▶ _Your objective_
Please give the listing again, word for word, with nothing left out.

▶ _Source data_
>> Start
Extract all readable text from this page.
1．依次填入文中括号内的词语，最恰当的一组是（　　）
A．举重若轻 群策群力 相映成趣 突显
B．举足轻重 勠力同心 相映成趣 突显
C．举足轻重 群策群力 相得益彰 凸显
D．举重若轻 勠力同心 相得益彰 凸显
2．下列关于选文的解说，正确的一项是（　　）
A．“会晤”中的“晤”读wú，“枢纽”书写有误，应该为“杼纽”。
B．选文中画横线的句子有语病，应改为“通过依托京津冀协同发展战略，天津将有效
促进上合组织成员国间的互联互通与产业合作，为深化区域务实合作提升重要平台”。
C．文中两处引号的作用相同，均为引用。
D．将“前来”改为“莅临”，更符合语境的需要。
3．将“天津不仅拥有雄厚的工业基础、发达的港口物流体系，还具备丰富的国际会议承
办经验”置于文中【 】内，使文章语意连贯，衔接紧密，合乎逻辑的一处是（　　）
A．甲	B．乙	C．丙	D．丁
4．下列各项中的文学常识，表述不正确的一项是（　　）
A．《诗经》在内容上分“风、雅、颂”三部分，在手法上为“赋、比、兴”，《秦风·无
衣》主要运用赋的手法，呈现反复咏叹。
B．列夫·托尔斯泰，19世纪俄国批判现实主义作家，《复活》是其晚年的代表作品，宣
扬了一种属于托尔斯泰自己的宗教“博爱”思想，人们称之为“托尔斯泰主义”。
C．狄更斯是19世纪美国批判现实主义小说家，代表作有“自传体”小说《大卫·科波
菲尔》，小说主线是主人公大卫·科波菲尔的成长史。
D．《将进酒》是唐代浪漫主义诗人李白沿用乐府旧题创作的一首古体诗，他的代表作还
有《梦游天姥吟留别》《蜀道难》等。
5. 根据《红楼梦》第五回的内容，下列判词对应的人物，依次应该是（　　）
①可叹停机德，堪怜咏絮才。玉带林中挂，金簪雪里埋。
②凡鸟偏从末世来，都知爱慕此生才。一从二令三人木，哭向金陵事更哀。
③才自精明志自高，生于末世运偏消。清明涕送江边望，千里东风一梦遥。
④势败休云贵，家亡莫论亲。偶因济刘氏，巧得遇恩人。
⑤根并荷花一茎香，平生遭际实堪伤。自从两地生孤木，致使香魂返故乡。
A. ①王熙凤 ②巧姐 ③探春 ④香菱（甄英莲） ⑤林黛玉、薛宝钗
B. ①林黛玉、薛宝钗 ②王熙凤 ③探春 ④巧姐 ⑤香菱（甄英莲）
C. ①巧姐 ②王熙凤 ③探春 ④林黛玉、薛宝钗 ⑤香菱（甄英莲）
>> End
▶ _Completed exercise_
Extract all readable text from this page.
1．依次填入文中括号内的词语，最恰当的一组是（　　）
A．举重若轻 群策群力 相映成趣 突显
B．举足轻重 勠力同心 相映成趣 突显
C．举足轻重 群策群力 相得益彰 凸显
D．举重若轻 勠力同心 相得益彰 凸显
2．下列关于选文的解说，正确的一项是（　　）
A．“会晤”中的“晤”读wú，“枢纽”书写有误，应该为“杼纽”。
B．选文中画横线的句子有语病，应改为“通过依托京津冀协同发展战略，天津将有效
促进上合组织成员国间的互联互通与产业合作，为深化区域务实合作提升重要平台”。
C．文中两处引号的作用相同，均为引用。
D．将“前来”改为“莅临”，更符合语境的需要。
3．将“天津不仅拥有雄厚的工业基础、发达的港口物流体系，还具备丰富的国际会议承
办经验”置于文中【 】内，使文章语意连贯，衔接紧密，合乎逻辑的一处是（　　）
A．甲	B．乙	C．丙	D．丁
4．下列各项中的文学常识，表述不正确的一项是（　　）
A．《诗经》在内容上分“风、雅、颂”三部分，在手法上为“赋、比、兴”，《秦风·无
衣》主要运用赋的手法，呈现反复咏叹。
B．列夫·托尔斯泰，19世纪俄国批判现实主义作家，《复活》是其晚年的代表作品，宣
扬了一种属于托尔斯泰自己的宗教“博爱”思想，人们称之为“托尔斯泰主义”。
C．狄更斯是19世纪美国批判现实主义小说家，代表作有“自传体”小说《大卫·科波
菲尔》，小说主线是主人公大卫·科波菲尔的成长史。
D．《将进酒》是唐代浪漫主义诗人李白沿用乐府旧题创作的一首古体诗，他的代表作还
有《梦游天姥吟留别》《蜀道难》等。
5. 根据《红楼梦》第五回的内容，下列判词对应的人物，依次应该是（　　）
①可叹停机德，堪怜咏絮才。玉带林中挂，金簪雪里埋。
②凡鸟偏从末世来，都知爱慕此生才。一从二令三人木，哭向金陵事更哀。
③才自精明志自高，生于末世运偏消。清明涕送江边望，千里东风一梦遥。
④势败休云贵，家亡莫论亲。偶因济刘氏，巧得遇恩人。
⑤根并荷花一茎香，平生遭际实堪伤。自从两地生孤木，致使香魂返故乡。
A. ①王熙凤 ②巧姐 ③探春 ④香菱（甄英莲） ⑤林黛玉、薛宝钗
B. ①林黛玉、薛宝钗 ②王熙凤 ③探春 ④巧姐 ⑤香菱（甄英莲）
C. ①巧姐 ②王熙凤 ③探春 ④林黛玉、薛宝钗 ⑤香菱（甄英莲）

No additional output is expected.